Using the records below, report how many lines hold "this", with no extra text.

========

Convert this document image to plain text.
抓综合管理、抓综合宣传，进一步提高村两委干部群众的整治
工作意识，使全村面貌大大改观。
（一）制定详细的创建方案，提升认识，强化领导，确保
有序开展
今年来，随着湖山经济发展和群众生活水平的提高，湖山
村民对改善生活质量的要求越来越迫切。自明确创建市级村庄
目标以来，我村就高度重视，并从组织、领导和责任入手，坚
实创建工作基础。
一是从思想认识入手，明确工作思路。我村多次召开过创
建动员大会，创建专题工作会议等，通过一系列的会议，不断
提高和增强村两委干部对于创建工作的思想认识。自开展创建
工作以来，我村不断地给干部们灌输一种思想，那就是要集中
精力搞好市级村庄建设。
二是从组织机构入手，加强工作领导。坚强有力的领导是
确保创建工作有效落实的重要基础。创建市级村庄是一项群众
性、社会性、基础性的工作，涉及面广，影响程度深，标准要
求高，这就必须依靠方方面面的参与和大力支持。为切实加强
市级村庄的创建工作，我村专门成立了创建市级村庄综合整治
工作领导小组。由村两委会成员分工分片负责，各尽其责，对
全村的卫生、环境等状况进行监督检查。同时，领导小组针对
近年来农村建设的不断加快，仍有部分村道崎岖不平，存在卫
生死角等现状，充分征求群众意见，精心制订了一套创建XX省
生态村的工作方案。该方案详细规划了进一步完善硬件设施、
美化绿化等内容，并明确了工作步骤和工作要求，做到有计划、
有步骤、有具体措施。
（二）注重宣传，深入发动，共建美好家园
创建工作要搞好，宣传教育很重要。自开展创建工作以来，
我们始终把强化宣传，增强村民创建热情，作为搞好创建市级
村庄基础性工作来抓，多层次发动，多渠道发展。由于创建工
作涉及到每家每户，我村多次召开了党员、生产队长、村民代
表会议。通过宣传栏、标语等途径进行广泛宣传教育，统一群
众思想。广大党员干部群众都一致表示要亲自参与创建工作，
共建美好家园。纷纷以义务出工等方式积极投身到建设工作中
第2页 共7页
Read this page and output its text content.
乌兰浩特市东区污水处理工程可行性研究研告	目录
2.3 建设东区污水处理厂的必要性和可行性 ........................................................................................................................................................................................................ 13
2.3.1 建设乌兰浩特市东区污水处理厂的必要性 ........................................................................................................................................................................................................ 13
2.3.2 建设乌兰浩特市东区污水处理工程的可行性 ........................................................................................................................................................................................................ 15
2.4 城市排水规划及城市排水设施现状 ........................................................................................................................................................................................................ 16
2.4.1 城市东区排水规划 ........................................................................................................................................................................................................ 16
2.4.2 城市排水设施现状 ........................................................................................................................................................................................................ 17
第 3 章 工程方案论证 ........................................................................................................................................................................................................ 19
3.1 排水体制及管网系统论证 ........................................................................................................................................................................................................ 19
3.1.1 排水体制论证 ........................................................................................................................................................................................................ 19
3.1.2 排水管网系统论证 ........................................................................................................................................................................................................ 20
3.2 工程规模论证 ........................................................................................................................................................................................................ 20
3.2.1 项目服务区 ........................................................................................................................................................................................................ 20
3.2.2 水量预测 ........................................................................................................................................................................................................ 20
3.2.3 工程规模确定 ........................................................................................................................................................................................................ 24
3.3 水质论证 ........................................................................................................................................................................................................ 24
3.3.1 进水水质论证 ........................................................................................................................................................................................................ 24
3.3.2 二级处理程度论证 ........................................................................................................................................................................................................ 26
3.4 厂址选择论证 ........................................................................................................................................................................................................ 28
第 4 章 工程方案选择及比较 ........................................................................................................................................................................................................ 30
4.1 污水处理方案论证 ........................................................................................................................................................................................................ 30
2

========

> **Output below**: 2